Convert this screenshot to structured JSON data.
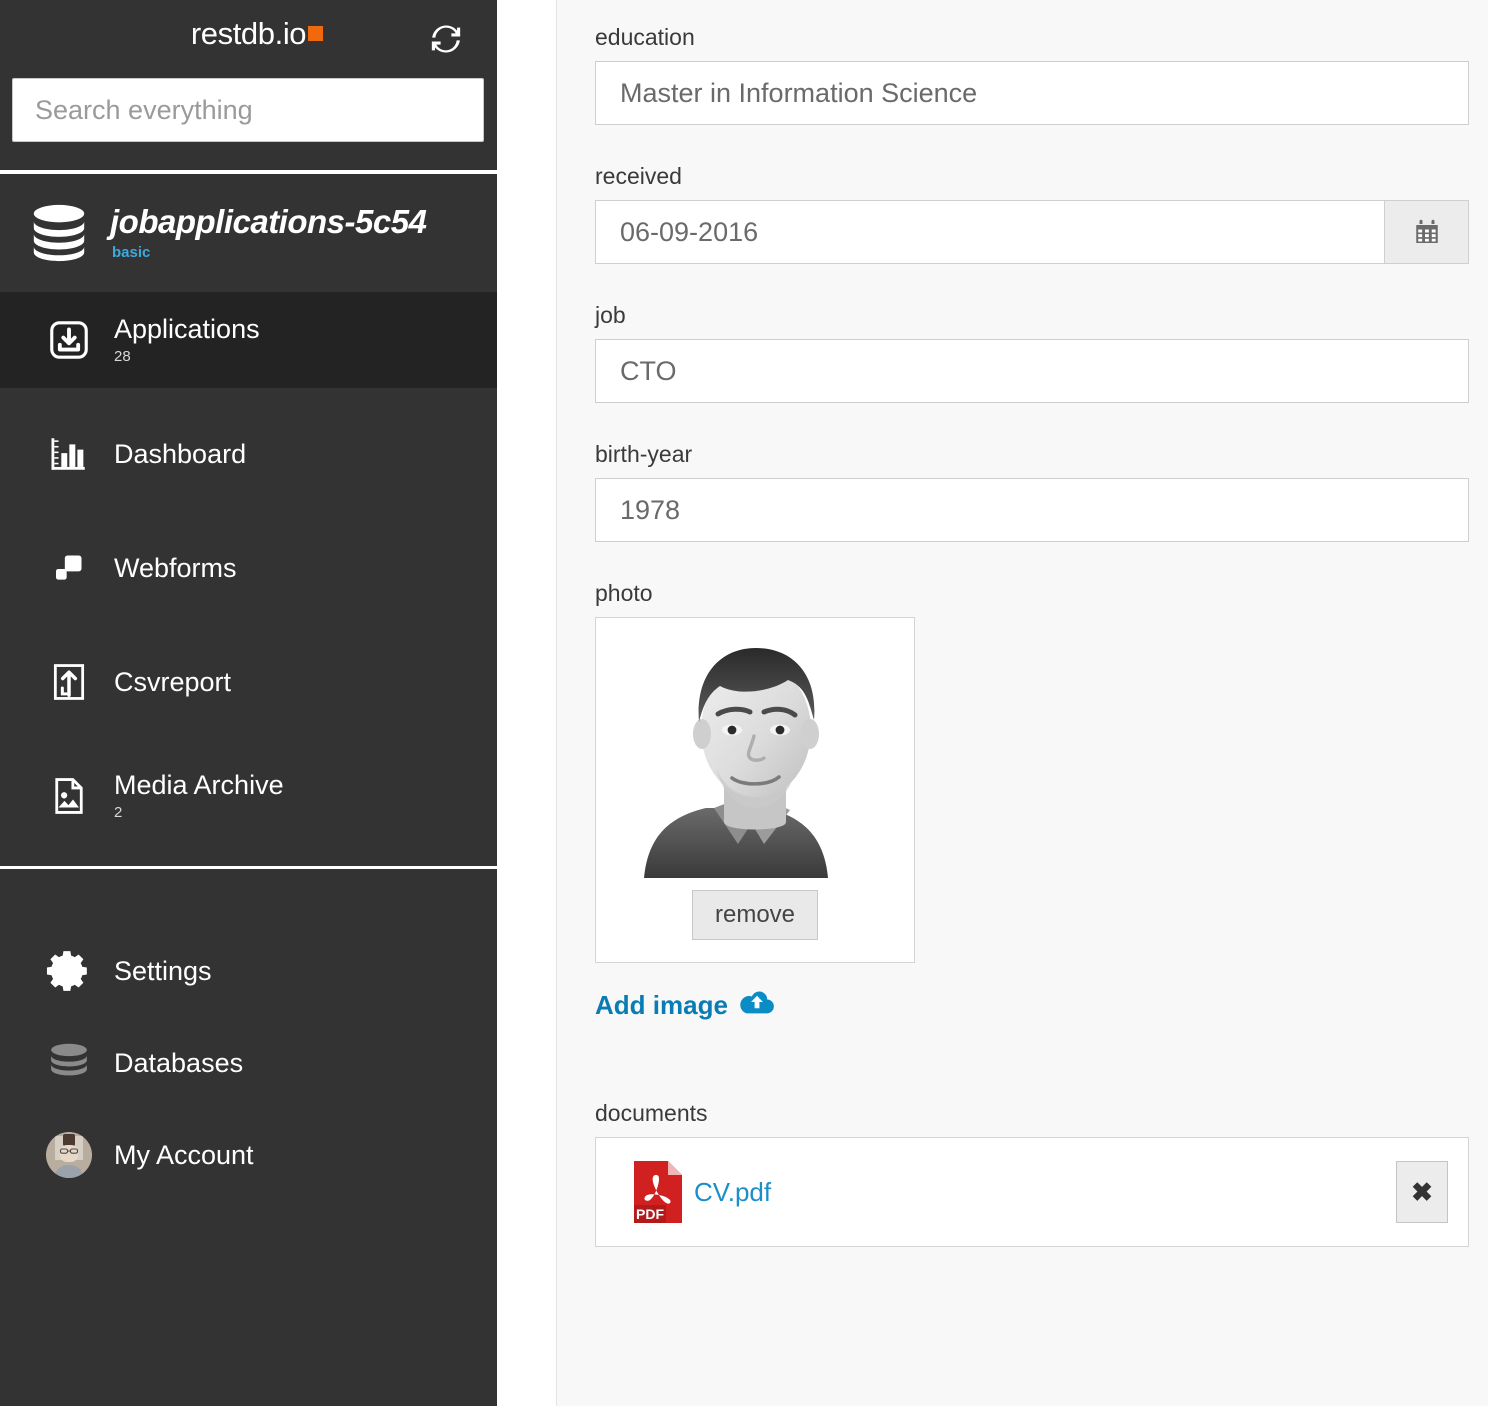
{
  "sidebar": {
    "logo_text": "restdb.io",
    "refresh_icon": "refresh-icon",
    "search": {
      "placeholder": "Search everything",
      "value": ""
    },
    "database": {
      "icon": "database-icon",
      "name": "jobapplications-5c54",
      "plan": "basic",
      "plan_color": "#3da9dd"
    },
    "collections": [
      {
        "icon": "inbox-download-icon",
        "label": "Applications",
        "count": "28",
        "active": true
      },
      {
        "icon": "bar-chart-icon",
        "label": "Dashboard",
        "count": "",
        "active": false
      },
      {
        "icon": "webforms-icon",
        "label": "Webforms",
        "count": "",
        "active": false
      },
      {
        "icon": "csv-upload-icon",
        "label": "Csvreport",
        "count": "",
        "active": false
      },
      {
        "icon": "image-file-icon",
        "label": "Media Archive",
        "count": "2",
        "active": false
      }
    ],
    "bottom_items": [
      {
        "icon": "gear-icon",
        "label": "Settings"
      },
      {
        "icon": "database-stack-icon",
        "label": "Databases"
      },
      {
        "icon": "avatar-icon",
        "label": "My Account"
      }
    ]
  },
  "form": {
    "fields": [
      {
        "label": "education",
        "value": "Master in Information Science"
      },
      {
        "label": "received",
        "value": "06-09-2016"
      },
      {
        "label": "job",
        "value": "CTO"
      },
      {
        "label": "birth-year",
        "value": "1978"
      }
    ],
    "education": {
      "label": "education",
      "value": "Master in Information Science"
    },
    "received": {
      "label": "received",
      "value": "06-09-2016",
      "calendar_icon": "calendar-icon"
    },
    "job": {
      "label": "job",
      "value": "CTO"
    },
    "birth_year": {
      "label": "birth-year",
      "value": "1978"
    },
    "photo": {
      "label": "photo",
      "remove_label": "remove",
      "add_label": "Add image",
      "add_icon": "cloud-upload-icon",
      "add_link_color": "#0a7cb4"
    },
    "documents": {
      "label": "documents",
      "items": [
        {
          "icon": "pdf-file-icon",
          "name": "CV.pdf",
          "delete_label": "✖"
        }
      ]
    }
  },
  "colors": {
    "sidebar_bg": "#333333",
    "sidebar_active_bg": "#232323",
    "accent_orange": "#f2690d",
    "accent_blue": "#3da9dd",
    "link_blue": "#0a7cb4",
    "content_bg": "#f8f8f8"
  }
}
————————
GIVEN PROBLEM:
All lines above containing the string "upload" are to be collected.

EXERCISE RESPONSE:
        "icon": "csv-upload-icon",
      "add_icon": "cloud-upload-icon",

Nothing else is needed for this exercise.